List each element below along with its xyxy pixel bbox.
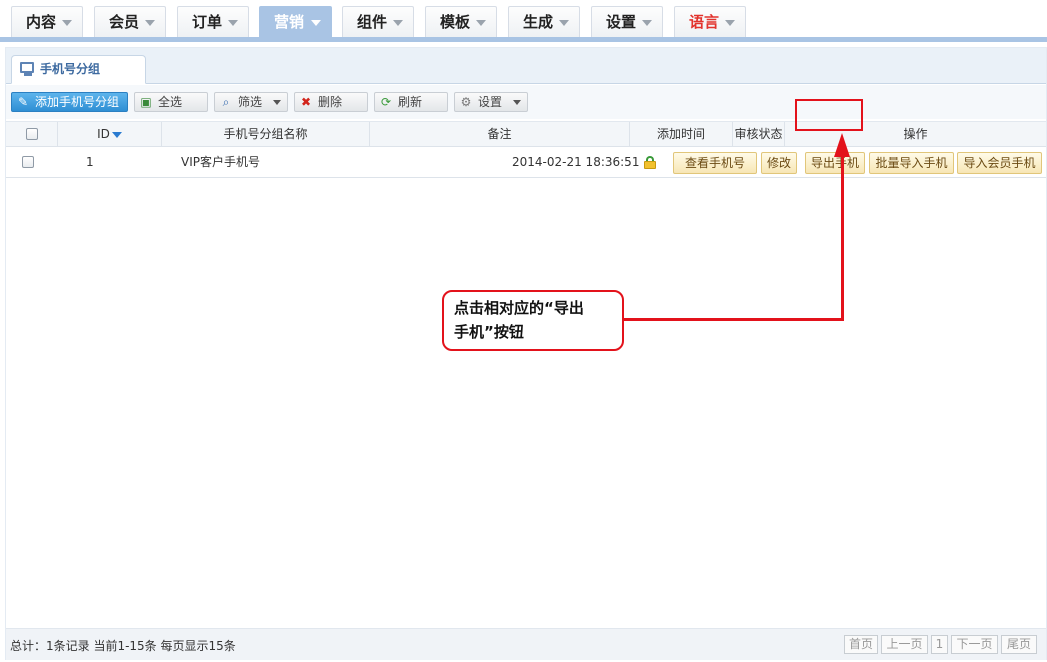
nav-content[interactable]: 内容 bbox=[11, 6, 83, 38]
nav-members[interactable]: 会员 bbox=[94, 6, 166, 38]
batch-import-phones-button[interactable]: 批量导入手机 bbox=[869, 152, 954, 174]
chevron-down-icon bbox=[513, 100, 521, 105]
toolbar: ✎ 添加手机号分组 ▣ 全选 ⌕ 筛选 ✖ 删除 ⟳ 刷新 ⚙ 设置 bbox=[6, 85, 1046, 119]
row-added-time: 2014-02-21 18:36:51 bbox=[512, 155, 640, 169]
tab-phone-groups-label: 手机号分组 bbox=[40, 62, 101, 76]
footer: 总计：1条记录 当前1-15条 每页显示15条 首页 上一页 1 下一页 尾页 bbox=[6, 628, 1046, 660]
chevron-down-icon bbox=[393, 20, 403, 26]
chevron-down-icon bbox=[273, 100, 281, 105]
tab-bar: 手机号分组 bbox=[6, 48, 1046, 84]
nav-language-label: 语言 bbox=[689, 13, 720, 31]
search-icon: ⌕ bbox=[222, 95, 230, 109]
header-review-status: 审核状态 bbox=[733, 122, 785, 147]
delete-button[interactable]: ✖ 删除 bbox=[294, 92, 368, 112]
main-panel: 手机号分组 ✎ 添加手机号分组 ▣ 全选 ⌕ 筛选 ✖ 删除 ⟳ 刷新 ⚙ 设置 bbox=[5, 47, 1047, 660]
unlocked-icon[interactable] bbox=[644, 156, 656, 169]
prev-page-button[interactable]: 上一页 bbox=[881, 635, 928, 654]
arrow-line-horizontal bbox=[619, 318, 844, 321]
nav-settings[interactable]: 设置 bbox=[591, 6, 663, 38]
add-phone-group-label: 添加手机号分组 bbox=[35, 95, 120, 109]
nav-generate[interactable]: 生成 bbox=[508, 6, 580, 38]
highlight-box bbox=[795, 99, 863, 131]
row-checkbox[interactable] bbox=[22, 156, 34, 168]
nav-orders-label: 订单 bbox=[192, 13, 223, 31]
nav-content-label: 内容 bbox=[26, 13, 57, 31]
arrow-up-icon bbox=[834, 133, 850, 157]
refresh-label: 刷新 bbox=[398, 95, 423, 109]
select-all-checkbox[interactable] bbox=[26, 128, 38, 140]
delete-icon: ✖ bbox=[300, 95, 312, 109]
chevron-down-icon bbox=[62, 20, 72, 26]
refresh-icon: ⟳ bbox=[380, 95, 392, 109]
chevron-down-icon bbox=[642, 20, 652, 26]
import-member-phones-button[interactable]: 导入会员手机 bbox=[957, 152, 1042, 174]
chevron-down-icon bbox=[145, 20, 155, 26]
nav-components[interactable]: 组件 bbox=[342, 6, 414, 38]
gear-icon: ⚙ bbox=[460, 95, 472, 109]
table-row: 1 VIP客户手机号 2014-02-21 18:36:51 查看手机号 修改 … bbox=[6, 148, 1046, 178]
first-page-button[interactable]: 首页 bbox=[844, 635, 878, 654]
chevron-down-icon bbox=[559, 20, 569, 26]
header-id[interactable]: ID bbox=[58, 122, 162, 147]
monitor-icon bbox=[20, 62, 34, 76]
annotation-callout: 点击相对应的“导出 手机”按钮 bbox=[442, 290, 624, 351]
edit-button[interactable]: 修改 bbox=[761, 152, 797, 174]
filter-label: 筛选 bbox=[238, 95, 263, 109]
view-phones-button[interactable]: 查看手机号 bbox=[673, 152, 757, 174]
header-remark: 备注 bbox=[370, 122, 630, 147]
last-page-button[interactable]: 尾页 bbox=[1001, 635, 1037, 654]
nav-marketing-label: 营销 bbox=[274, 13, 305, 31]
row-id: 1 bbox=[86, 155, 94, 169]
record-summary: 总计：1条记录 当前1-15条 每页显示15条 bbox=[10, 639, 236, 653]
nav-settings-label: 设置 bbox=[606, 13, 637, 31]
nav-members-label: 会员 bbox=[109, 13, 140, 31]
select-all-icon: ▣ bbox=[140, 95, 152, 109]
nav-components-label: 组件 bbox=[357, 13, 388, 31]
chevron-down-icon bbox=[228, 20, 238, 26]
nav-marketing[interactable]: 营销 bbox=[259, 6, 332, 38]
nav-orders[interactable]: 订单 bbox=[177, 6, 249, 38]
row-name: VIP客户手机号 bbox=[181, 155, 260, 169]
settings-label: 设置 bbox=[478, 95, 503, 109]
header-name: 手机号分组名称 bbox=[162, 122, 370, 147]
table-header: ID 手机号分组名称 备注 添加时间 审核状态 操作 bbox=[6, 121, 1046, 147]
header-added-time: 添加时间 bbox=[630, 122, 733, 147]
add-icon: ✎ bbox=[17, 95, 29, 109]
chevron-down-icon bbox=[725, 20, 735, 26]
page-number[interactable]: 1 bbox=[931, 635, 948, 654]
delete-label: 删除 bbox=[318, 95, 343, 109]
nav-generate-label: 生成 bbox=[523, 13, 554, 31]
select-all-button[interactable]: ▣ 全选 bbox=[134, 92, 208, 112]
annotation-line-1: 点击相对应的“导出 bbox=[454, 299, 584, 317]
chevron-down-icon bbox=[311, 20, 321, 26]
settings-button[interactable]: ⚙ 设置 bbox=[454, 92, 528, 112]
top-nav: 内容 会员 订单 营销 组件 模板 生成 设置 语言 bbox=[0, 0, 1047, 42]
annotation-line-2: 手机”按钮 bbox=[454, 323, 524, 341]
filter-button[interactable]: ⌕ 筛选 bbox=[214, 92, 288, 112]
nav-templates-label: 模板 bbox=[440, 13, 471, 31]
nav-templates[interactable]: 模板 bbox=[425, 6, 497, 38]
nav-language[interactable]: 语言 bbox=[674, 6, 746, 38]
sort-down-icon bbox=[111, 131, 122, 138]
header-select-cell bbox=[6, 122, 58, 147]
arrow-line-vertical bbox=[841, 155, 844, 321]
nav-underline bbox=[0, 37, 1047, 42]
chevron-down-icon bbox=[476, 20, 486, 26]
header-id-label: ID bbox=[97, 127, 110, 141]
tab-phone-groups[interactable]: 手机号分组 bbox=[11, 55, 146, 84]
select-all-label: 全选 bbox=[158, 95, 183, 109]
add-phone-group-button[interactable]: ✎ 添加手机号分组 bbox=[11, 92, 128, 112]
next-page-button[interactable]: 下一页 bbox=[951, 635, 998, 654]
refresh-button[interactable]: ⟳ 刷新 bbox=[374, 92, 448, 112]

## BRIEF
Extract every line of the data above verbatim, omitting the pictures from your answer.

## SOLVED PROBLEM
List each element below along with its xyxy pixel bbox.
nav-content[interactable]: 内容 bbox=[11, 6, 83, 38]
nav-members[interactable]: 会员 bbox=[94, 6, 166, 38]
batch-import-phones-button[interactable]: 批量导入手机 bbox=[869, 152, 954, 174]
chevron-down-icon bbox=[513, 100, 521, 105]
toolbar: ✎ 添加手机号分组 ▣ 全选 ⌕ 筛选 ✖ 删除 ⟳ 刷新 ⚙ 设置 bbox=[6, 85, 1046, 119]
row-added-time: 2014-02-21 18:36:51 bbox=[512, 155, 640, 169]
tab-phone-groups-label: 手机号分组 bbox=[40, 62, 101, 76]
footer: 总计：1条记录 当前1-15条 每页显示15条 首页 上一页 1 下一页 尾页 bbox=[6, 628, 1046, 660]
chevron-down-icon bbox=[393, 20, 403, 26]
chevron-down-icon bbox=[273, 100, 281, 105]
tab-bar: 手机号分组 bbox=[6, 48, 1046, 84]
nav-language-label: 语言 bbox=[689, 13, 720, 31]
search-icon: ⌕ bbox=[222, 95, 230, 109]
header-review-status: 审核状态 bbox=[733, 122, 785, 147]
delete-button[interactable]: ✖ 删除 bbox=[294, 92, 368, 112]
main-panel: 手机号分组 ✎ 添加手机号分组 ▣ 全选 ⌕ 筛选 ✖ 删除 ⟳ 刷新 ⚙ 设置 bbox=[5, 47, 1047, 660]
unlocked-icon[interactable] bbox=[644, 156, 656, 169]
prev-page-button[interactable]: 上一页 bbox=[881, 635, 928, 654]
arrow-line-horizontal bbox=[619, 318, 844, 321]
nav-settings[interactable]: 设置 bbox=[591, 6, 663, 38]
add-phone-group-label: 添加手机号分组 bbox=[35, 95, 120, 109]
nav-generate[interactable]: 生成 bbox=[508, 6, 580, 38]
highlight-box bbox=[795, 99, 863, 131]
row-checkbox[interactable] bbox=[22, 156, 34, 168]
nav-orders-label: 订单 bbox=[192, 13, 223, 31]
nav-content-label: 内容 bbox=[26, 13, 57, 31]
arrow-up-icon bbox=[834, 133, 850, 157]
refresh-label: 刷新 bbox=[398, 95, 423, 109]
select-all-checkbox[interactable] bbox=[26, 128, 38, 140]
delete-icon: ✖ bbox=[300, 95, 312, 109]
chevron-down-icon bbox=[62, 20, 72, 26]
refresh-icon: ⟳ bbox=[380, 95, 392, 109]
chevron-down-icon bbox=[642, 20, 652, 26]
import-member-phones-button[interactable]: 导入会员手机 bbox=[957, 152, 1042, 174]
chevron-down-icon bbox=[145, 20, 155, 26]
nav-components[interactable]: 组件 bbox=[342, 6, 414, 38]
gear-icon: ⚙ bbox=[460, 95, 472, 109]
table-row: 1 VIP客户手机号 2014-02-21 18:36:51 查看手机号 修改 … bbox=[6, 148, 1046, 178]
first-page-button[interactable]: 首页 bbox=[844, 635, 878, 654]
chevron-down-icon bbox=[559, 20, 569, 26]
header-id[interactable]: ID bbox=[58, 122, 162, 147]
monitor-icon bbox=[20, 62, 34, 76]
annotation-callout: 点击相对应的“导出 手机”按钮 bbox=[442, 290, 624, 351]
edit-button[interactable]: 修改 bbox=[761, 152, 797, 174]
filter-label: 筛选 bbox=[238, 95, 263, 109]
view-phones-button[interactable]: 查看手机号 bbox=[673, 152, 757, 174]
header-remark: 备注 bbox=[370, 122, 630, 147]
last-page-button[interactable]: 尾页 bbox=[1001, 635, 1037, 654]
nav-marketing-label: 营销 bbox=[274, 13, 305, 31]
row-id: 1 bbox=[86, 155, 94, 169]
record-summary: 总计：1条记录 当前1-15条 每页显示15条 bbox=[10, 639, 236, 653]
nav-settings-label: 设置 bbox=[606, 13, 637, 31]
nav-members-label: 会员 bbox=[109, 13, 140, 31]
select-all-icon: ▣ bbox=[140, 95, 152, 109]
nav-components-label: 组件 bbox=[357, 13, 388, 31]
chevron-down-icon bbox=[228, 20, 238, 26]
nav-marketing[interactable]: 营销 bbox=[259, 6, 332, 38]
nav-orders[interactable]: 订单 bbox=[177, 6, 249, 38]
row-name: VIP客户手机号 bbox=[181, 155, 260, 169]
settings-label: 设置 bbox=[478, 95, 503, 109]
header-name: 手机号分组名称 bbox=[162, 122, 370, 147]
table-header: ID 手机号分组名称 备注 添加时间 审核状态 操作 bbox=[6, 121, 1046, 147]
header-added-time: 添加时间 bbox=[630, 122, 733, 147]
add-icon: ✎ bbox=[17, 95, 29, 109]
chevron-down-icon bbox=[725, 20, 735, 26]
page-number[interactable]: 1 bbox=[931, 635, 948, 654]
delete-label: 删除 bbox=[318, 95, 343, 109]
nav-generate-label: 生成 bbox=[523, 13, 554, 31]
select-all-button[interactable]: ▣ 全选 bbox=[134, 92, 208, 112]
annotation-line-1: 点击相对应的“导出 bbox=[454, 299, 584, 317]
chevron-down-icon bbox=[311, 20, 321, 26]
settings-button[interactable]: ⚙ 设置 bbox=[454, 92, 528, 112]
top-nav: 内容 会员 订单 营销 组件 模板 生成 设置 语言 bbox=[0, 0, 1047, 42]
annotation-line-2: 手机”按钮 bbox=[454, 323, 524, 341]
filter-button[interactable]: ⌕ 筛选 bbox=[214, 92, 288, 112]
nav-templates-label: 模板 bbox=[440, 13, 471, 31]
nav-templates[interactable]: 模板 bbox=[425, 6, 497, 38]
nav-language[interactable]: 语言 bbox=[674, 6, 746, 38]
sort-down-icon bbox=[111, 131, 122, 138]
header-select-cell bbox=[6, 122, 58, 147]
arrow-line-vertical bbox=[841, 155, 844, 321]
nav-underline bbox=[0, 37, 1047, 42]
chevron-down-icon bbox=[476, 20, 486, 26]
header-id-label: ID bbox=[97, 127, 110, 141]
tab-phone-groups[interactable]: 手机号分组 bbox=[11, 55, 146, 84]
select-all-label: 全选 bbox=[158, 95, 183, 109]
add-phone-group-button[interactable]: ✎ 添加手机号分组 bbox=[11, 92, 128, 112]
next-page-button[interactable]: 下一页 bbox=[951, 635, 998, 654]
refresh-button[interactable]: ⟳ 刷新 bbox=[374, 92, 448, 112]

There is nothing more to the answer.